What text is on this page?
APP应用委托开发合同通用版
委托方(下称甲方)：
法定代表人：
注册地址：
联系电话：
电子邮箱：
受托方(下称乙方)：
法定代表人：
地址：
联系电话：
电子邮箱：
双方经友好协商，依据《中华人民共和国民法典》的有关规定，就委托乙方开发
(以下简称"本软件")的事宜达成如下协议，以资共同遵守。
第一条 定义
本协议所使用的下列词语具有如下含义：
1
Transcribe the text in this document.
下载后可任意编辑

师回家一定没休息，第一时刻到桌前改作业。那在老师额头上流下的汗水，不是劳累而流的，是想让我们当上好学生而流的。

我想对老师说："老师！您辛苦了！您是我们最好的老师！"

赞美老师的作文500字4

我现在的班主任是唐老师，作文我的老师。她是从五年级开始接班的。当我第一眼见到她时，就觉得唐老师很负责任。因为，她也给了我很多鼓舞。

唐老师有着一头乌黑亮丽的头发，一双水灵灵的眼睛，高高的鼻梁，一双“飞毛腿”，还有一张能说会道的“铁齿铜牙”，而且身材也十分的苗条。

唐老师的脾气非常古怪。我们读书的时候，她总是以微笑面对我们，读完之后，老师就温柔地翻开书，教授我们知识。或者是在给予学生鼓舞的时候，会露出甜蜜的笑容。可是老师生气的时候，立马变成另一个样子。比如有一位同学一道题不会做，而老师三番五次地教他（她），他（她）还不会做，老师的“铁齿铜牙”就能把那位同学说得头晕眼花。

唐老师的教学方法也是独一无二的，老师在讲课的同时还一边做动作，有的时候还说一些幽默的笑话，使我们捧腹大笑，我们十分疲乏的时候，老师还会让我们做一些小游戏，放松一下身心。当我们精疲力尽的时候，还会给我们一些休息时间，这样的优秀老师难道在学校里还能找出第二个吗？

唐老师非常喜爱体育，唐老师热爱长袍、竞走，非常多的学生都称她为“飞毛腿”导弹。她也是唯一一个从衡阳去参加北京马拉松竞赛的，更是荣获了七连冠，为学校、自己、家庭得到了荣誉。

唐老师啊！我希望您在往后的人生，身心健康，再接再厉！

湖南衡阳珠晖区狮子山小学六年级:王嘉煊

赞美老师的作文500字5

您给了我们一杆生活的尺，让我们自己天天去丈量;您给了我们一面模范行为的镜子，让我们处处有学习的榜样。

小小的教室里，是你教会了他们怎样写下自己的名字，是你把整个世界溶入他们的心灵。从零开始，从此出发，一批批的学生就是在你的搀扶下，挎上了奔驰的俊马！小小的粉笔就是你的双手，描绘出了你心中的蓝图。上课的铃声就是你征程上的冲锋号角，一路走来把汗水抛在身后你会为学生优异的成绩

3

**Problem statement:**
The required output is the span of lines from the one containing "Transcribe the text in this document." to the last line, reproduced character for character.

**Task response:**
Transcribe the text in this document.
下载后可任意编辑

师回家一定没休息，第一时刻到桌前改作业。那在老师额头上流下的汗水，不是劳累而流的，是想让我们当上好学生而流的。

我想对老师说："老师！您辛苦了！您是我们最好的老师！"

赞美老师的作文500字4

我现在的班主任是唐老师，作文我的老师。她是从五年级开始接班的。当我第一眼见到她时，就觉得唐老师很负责任。因为，她也给了我很多鼓舞。

唐老师有着一头乌黑亮丽的头发，一双水灵灵的眼睛，高高的鼻梁，一双“飞毛腿”，还有一张能说会道的“铁齿铜牙”，而且身材也十分的苗条。

唐老师的脾气非常古怪。我们读书的时候，她总是以微笑面对我们，读完之后，老师就温柔地翻开书，教授我们知识。或者是在给予学生鼓舞的时候，会露出甜蜜的笑容。可是老师生气的时候，立马变成另一个样子。比如有一位同学一道题不会做，而老师三番五次地教他（她），他（她）还不会做，老师的“铁齿铜牙”就能把那位同学说得头晕眼花。

唐老师的教学方法也是独一无二的，老师在讲课的同时还一边做动作，有的时候还说一些幽默的笑话，使我们捧腹大笑，我们十分疲乏的时候，老师还会让我们做一些小游戏，放松一下身心。当我们精疲力尽的时候，还会给我们一些休息时间，这样的优秀老师难道在学校里还能找出第二个吗？

唐老师非常喜爱体育，唐老师热爱长袍、竞走，非常多的学生都称她为“飞毛腿”导弹。她也是唯一一个从衡阳去参加北京马拉松竞赛的，更是荣获了七连冠，为学校、自己、家庭得到了荣誉。

唐老师啊！我希望您在往后的人生，身心健康，再接再厉！

湖南衡阳珠晖区狮子山小学六年级:王嘉煊

赞美老师的作文500字5

您给了我们一杆生活的尺，让我们自己天天去丈量;您给了我们一面模范行为的镜子，让我们处处有学习的榜样。

小小的教室里，是你教会了他们怎样写下自己的名字，是你把整个世界溶入他们的心灵。从零开始，从此出发，一批批的学生就是在你的搀扶下，挎上了奔驰的俊马！小小的粉笔就是你的双手，描绘出了你心中的蓝图。上课的铃声就是你征程上的冲锋号角，一路走来把汗水抛在身后你会为学生优异的成绩

3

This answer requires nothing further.